──────── SUPPLIED DATA ────────

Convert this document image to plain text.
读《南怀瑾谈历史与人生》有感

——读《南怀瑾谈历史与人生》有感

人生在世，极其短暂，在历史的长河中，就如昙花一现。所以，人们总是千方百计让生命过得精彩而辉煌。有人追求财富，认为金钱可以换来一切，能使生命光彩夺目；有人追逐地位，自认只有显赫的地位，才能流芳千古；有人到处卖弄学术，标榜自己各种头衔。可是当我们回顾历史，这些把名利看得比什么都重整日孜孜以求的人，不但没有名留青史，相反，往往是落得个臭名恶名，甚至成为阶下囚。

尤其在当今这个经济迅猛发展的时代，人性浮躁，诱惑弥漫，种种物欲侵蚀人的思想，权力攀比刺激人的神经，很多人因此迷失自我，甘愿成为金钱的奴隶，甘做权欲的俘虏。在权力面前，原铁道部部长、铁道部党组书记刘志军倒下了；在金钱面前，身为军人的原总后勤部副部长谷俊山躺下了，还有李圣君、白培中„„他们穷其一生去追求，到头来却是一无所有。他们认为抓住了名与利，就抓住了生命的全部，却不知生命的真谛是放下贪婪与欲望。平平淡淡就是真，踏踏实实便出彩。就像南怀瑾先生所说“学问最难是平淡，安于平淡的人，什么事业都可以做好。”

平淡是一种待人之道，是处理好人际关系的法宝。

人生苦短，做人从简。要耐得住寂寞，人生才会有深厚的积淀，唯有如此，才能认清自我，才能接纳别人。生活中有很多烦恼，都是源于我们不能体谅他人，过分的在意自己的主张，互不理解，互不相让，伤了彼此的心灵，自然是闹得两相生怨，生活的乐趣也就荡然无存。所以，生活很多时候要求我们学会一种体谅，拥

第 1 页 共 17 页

────────
──────── SUPPLIED DATA ────────

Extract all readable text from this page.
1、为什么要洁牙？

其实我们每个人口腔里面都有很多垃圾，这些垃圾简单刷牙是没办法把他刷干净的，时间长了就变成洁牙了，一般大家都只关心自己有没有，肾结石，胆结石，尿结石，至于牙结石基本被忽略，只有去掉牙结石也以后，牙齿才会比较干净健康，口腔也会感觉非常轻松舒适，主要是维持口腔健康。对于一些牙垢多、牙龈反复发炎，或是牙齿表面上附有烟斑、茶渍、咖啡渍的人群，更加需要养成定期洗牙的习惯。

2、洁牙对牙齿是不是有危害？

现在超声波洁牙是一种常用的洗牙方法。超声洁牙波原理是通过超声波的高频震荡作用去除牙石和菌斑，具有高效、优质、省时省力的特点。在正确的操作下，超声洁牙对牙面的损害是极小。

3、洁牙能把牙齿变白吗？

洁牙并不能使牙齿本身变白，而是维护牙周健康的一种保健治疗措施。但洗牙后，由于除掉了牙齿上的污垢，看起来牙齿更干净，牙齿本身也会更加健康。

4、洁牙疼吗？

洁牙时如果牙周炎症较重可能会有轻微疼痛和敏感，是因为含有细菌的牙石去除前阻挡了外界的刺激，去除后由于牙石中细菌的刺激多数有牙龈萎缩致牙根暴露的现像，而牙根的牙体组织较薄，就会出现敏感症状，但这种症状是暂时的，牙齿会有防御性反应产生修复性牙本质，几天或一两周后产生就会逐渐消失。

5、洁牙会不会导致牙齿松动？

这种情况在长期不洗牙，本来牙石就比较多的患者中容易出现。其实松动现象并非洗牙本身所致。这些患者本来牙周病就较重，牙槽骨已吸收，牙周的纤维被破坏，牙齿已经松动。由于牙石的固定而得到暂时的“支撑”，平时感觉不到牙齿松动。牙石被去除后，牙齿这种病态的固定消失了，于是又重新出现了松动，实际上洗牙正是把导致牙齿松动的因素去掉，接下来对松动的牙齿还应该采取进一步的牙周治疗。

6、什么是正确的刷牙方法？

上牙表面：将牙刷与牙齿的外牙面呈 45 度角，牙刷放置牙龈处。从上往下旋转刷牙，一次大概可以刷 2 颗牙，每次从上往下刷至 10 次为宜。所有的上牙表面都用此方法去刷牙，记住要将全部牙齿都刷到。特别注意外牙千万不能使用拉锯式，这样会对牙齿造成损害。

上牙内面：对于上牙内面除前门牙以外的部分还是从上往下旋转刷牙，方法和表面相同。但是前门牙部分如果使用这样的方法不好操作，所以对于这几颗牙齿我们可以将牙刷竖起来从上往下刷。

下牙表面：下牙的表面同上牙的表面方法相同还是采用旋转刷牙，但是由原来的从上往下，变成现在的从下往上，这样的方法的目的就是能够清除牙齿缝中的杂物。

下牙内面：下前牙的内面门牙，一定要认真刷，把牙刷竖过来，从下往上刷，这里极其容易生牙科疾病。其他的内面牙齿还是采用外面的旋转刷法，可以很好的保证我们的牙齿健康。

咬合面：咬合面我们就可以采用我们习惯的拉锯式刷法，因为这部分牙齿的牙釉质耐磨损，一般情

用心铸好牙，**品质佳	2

────────

Identify the lines above with the word "text". Copy them.

# RESPONSE BELOW
Convert this document image to plain text.
Extract all readable text from this page.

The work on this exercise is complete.